» **STATED TASK**:
Wherever a line holds the string "Alberto", copy that line.

(Stored entries)
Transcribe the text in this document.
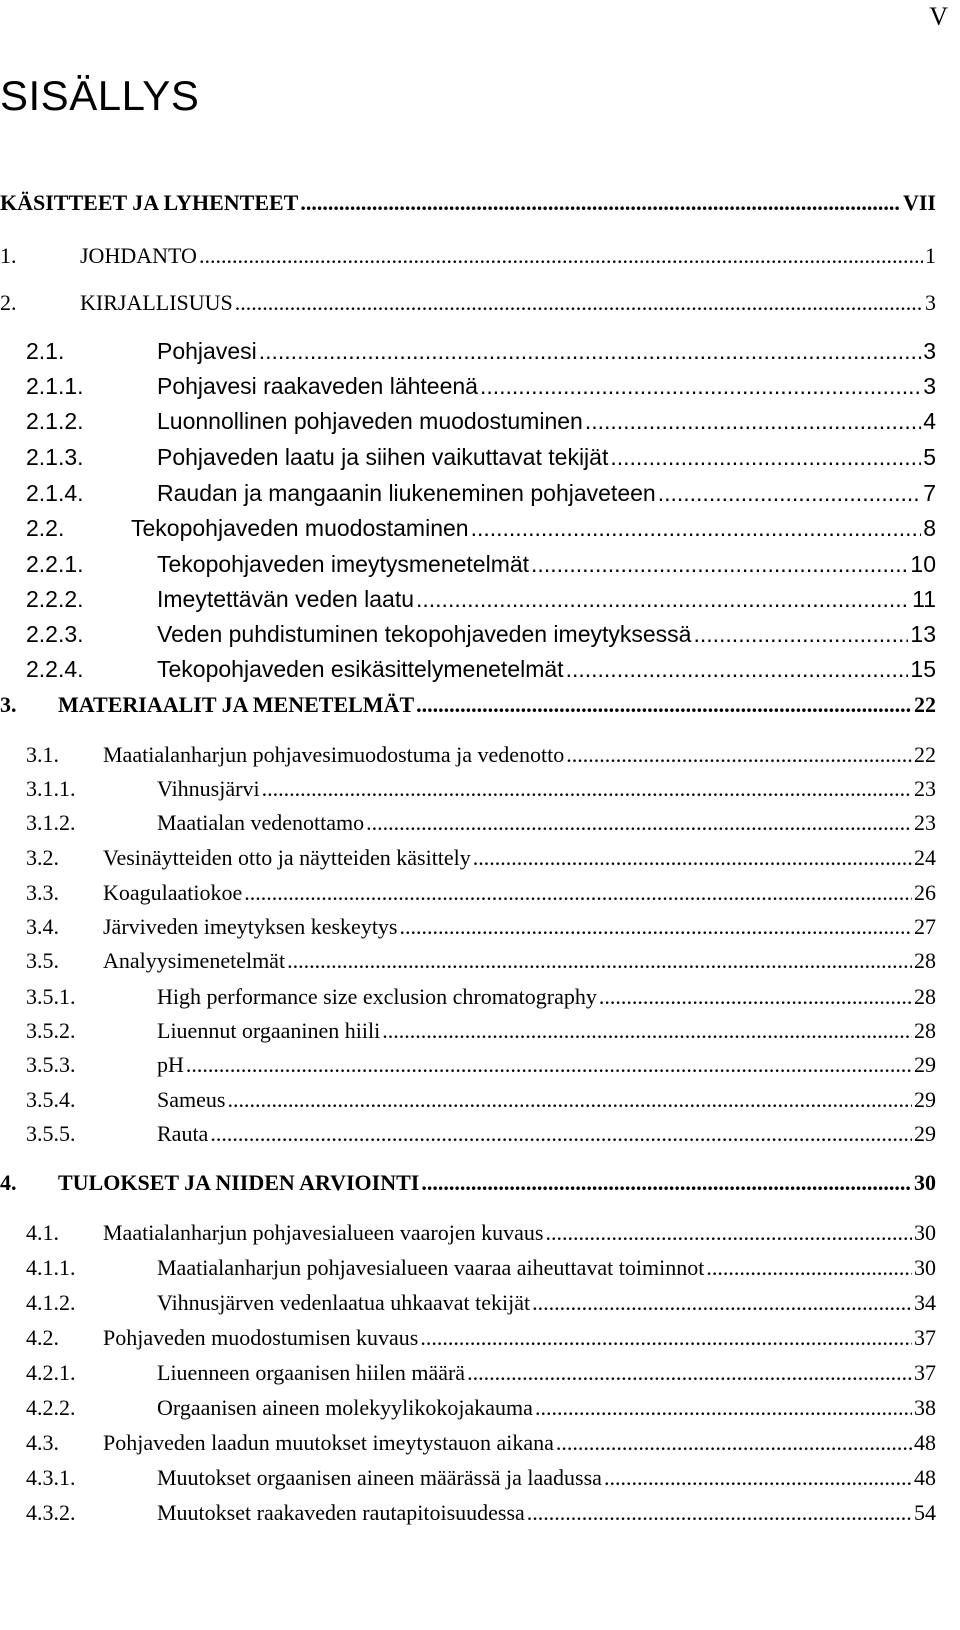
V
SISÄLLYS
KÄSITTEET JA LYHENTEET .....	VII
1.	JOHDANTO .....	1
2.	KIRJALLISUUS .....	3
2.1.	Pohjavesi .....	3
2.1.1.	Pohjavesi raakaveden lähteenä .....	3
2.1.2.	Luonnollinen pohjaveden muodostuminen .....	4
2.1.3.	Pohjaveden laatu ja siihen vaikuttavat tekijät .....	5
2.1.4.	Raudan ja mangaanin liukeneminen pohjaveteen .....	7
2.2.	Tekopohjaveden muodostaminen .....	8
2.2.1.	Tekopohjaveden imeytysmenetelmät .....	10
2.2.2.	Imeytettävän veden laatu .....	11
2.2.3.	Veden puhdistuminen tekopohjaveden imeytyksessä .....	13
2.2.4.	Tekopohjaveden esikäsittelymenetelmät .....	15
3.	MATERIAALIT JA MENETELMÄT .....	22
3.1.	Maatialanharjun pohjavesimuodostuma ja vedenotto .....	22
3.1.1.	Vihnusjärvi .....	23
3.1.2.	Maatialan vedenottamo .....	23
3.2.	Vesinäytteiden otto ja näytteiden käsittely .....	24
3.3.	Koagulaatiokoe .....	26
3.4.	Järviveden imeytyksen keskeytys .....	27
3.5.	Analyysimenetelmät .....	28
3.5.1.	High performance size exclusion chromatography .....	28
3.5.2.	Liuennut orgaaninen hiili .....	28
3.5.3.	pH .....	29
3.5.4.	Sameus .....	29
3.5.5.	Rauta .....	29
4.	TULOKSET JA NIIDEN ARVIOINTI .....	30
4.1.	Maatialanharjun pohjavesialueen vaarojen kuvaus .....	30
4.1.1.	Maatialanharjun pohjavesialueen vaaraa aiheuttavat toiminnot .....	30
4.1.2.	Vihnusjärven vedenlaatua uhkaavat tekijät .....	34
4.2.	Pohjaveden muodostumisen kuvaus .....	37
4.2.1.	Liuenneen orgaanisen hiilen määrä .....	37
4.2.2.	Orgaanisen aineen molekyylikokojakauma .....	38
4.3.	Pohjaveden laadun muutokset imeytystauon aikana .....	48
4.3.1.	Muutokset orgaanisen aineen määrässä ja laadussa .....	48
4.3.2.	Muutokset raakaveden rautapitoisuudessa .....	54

* * *

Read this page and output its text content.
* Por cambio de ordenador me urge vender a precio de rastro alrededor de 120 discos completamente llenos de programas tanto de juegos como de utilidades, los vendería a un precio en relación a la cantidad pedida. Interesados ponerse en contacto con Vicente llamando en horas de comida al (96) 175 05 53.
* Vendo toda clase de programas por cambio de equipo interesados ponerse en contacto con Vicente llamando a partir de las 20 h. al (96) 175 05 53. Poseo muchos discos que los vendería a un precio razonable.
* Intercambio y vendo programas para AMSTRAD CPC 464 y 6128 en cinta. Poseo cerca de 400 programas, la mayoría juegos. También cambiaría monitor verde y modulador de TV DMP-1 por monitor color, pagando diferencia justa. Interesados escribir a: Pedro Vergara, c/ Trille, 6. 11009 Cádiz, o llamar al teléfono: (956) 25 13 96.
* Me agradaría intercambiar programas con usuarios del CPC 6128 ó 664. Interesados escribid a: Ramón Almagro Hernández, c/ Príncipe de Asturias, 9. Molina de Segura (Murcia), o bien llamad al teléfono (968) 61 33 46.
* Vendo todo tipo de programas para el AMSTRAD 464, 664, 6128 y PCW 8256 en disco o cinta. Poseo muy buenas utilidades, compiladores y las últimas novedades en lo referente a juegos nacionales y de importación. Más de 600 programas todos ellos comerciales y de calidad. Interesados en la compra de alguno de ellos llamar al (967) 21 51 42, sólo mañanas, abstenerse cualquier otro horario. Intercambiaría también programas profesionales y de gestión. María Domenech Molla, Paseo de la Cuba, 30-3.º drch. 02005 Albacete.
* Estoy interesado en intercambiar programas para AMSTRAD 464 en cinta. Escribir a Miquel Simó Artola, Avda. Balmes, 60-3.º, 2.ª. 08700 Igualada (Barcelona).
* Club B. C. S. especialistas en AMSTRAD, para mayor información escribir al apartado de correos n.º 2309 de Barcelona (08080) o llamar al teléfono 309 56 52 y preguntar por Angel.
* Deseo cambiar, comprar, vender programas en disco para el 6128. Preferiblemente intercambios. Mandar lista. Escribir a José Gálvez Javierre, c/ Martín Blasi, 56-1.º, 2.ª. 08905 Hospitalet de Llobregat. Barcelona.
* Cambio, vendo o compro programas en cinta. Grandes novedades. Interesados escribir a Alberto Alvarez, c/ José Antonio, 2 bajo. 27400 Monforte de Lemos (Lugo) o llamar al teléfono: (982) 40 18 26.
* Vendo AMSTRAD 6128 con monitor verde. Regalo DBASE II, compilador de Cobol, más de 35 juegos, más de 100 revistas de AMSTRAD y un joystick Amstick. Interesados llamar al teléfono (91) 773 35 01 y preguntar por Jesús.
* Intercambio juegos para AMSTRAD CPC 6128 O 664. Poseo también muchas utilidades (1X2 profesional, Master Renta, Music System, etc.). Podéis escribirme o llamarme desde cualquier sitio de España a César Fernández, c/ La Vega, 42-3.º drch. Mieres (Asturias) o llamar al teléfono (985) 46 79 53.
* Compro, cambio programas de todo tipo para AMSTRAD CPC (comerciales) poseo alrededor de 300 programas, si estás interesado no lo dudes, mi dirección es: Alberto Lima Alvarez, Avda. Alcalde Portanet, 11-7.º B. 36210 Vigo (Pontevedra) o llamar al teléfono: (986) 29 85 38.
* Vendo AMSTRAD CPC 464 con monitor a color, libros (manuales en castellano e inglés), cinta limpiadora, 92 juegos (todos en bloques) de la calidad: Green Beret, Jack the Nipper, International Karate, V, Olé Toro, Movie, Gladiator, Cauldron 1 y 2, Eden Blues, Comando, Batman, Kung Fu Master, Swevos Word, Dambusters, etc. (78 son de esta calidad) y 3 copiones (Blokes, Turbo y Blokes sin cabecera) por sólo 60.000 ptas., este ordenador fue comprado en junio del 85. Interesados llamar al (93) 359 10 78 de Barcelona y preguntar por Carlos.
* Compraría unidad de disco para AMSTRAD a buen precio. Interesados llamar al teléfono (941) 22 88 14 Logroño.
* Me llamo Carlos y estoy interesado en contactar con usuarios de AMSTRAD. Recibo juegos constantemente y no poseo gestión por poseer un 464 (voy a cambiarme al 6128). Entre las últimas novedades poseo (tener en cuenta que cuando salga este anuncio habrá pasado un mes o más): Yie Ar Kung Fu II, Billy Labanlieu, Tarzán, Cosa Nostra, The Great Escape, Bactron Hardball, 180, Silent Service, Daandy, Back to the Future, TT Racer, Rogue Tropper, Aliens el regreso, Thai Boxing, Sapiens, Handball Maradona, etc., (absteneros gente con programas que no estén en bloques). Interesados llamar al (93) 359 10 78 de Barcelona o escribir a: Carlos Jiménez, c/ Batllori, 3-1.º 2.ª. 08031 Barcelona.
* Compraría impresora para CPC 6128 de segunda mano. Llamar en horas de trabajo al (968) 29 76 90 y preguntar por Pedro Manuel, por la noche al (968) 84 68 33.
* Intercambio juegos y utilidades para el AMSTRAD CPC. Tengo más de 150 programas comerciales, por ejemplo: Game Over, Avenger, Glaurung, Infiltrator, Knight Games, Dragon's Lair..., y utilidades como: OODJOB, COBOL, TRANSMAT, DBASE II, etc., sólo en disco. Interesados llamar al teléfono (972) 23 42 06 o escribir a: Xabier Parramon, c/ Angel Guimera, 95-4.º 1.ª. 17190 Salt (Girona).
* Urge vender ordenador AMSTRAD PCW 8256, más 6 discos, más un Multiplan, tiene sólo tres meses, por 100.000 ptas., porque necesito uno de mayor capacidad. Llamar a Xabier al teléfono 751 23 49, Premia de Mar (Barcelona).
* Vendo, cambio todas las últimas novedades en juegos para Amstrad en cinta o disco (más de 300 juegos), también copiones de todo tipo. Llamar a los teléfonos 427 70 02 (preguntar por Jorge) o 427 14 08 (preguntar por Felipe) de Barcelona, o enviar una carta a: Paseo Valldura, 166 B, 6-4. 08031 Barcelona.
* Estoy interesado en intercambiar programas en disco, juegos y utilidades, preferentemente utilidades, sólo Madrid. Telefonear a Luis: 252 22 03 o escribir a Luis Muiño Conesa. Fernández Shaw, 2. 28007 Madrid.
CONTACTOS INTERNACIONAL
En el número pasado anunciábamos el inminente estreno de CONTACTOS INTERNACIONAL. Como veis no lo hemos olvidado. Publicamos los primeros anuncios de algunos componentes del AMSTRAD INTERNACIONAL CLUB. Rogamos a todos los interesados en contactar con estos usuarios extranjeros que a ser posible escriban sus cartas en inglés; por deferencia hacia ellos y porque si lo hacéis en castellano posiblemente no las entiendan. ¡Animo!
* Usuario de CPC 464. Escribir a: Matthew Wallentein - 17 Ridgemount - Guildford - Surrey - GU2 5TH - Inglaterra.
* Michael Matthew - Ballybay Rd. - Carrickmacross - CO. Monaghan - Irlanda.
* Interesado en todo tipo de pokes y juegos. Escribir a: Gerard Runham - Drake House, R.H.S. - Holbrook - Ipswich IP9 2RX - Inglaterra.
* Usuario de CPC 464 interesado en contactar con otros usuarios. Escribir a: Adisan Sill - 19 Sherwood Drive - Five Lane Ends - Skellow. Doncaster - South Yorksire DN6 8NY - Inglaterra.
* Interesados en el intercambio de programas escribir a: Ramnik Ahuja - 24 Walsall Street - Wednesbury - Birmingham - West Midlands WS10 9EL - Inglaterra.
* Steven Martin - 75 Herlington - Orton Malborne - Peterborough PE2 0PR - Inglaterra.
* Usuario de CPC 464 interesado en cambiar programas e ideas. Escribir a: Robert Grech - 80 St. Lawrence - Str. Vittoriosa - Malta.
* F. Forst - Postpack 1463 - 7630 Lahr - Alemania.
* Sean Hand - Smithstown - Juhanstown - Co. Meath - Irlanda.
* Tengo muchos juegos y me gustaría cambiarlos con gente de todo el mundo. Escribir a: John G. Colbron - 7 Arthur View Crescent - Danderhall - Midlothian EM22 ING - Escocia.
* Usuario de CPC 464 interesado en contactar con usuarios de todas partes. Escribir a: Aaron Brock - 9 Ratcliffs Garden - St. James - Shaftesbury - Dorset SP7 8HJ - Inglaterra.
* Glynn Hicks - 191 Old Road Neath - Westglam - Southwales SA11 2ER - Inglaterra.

» **RESPONSE BELOW**:
* Cambio, vendo o compro programas en cinta. Grandes novedades. Interesados escribir a Alberto Alvarez, c/ José Antonio, 2 bajo. 27400 Monforte de Lemos (Lugo) o llamar al teléfono: (982) 40 18 26.
* Compro, cambio programas de todo tipo para AMSTRAD CPC (comerciales) poseo alrededor de 300 programas, si estás interesado no lo dudes, mi dirección es: Alberto Lima Alvarez, Avda. Alcalde Portanet, 11-7.º B. 36210 Vigo (Pontevedra) o llamar al teléfono: (986) 29 85 38.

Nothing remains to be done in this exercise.